▶ Page extract
++++++
I am not proud of the fact that when I began teaching I thought developing reading comprehension had much to do with following the publisher’s teacher manual. I also thought that in addition to doing everything that was included in the manual, I should have my students complete all of the ditto sheets. I soon learned that there was so much in the manual – plus all of the worksheets – that no teacher could possibly finish everything.
Back then the editors or authors of the worksheets and manuals all seemed to live in the northeast – and I trusted them. I was a rural teacher from Nebraska and assumed that anyone who lived in the northeast was much smarter than I was. I actually believed that whatever was published by a big company must be better for my students than anything I could ever design.
It took me several years to shed my inferiority complex concerning my ability to make decisions about how to develop reading comprehension. I still believe there are good ideas in commercial materials, but I now know that a professional classroom teacher must have an understanding of how to support students in their comprehension of text.
Since those early years of teaching I’ve learned much about the reading process. However, there are still times when I encounter difficulty helping every student make sense of what is being read. I do know that there are several dinosaurs that have become extinct in my teaching. Nocontentknowledgeasarus, Cannedquestionsodon, Nosocialinteractionopus and Paperpencilotops were all practices that were not helping my students comprehend the texts they were reading.
I couldn’t understand the reason why my students in Nebraska understood little of the text they read about oceans and faraway places. I thought I could show a picture of a ship and that would be enough for them to make sense of a story that took place on a ship. The situation was very different when we studied any topic that dealt with farming, such as raising animals or growing corn. When reading about these subjects, their eyes would light up, as they had complete understanding of such things. I learned then that content knowledge about a topic was absolutely necessary if my students were going to understand what they read.
When I began to choose texts that were in my students’ experience range, I had no more glassy eyes. I built content knowledge before studying topics that I realized they would encounter difficulty understanding. I read aloud books and showed videos to prepare them for those topics because I knew those subjects would cause difficulty. I even thought about the prior knowledge of students when I chose books for my classroom library. Whenever there was little reading comprehension, I contemplated my choice of text topic and realized that I should prepare students by building content knowledge.
++++++
▶ Information supplied
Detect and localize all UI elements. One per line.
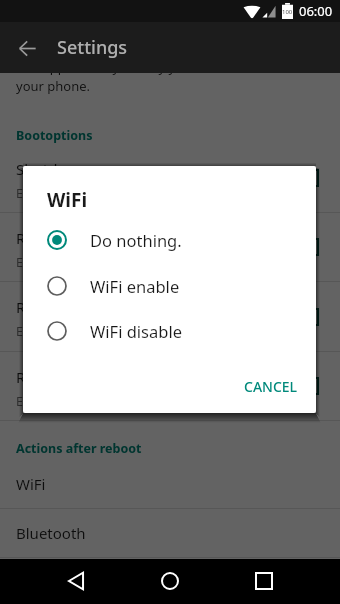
++++++
▶ Task details
Summarize the reflection on teaching reading comprehension in two sentences. The listing comes from a separate source.

▶ Complete output
The writer, a rural teacher from Nebraska, once relied on publishers' manuals and worksheets but came to understand that a professional classroom teacher must know how to support students in comprehending text. After seeing that students understood little about oceans and faraway places yet fully grasped farming topics, the writer concluded that content knowledge was necessary and began choosing texts within students' experience and building that knowledge through read-alouds and videos.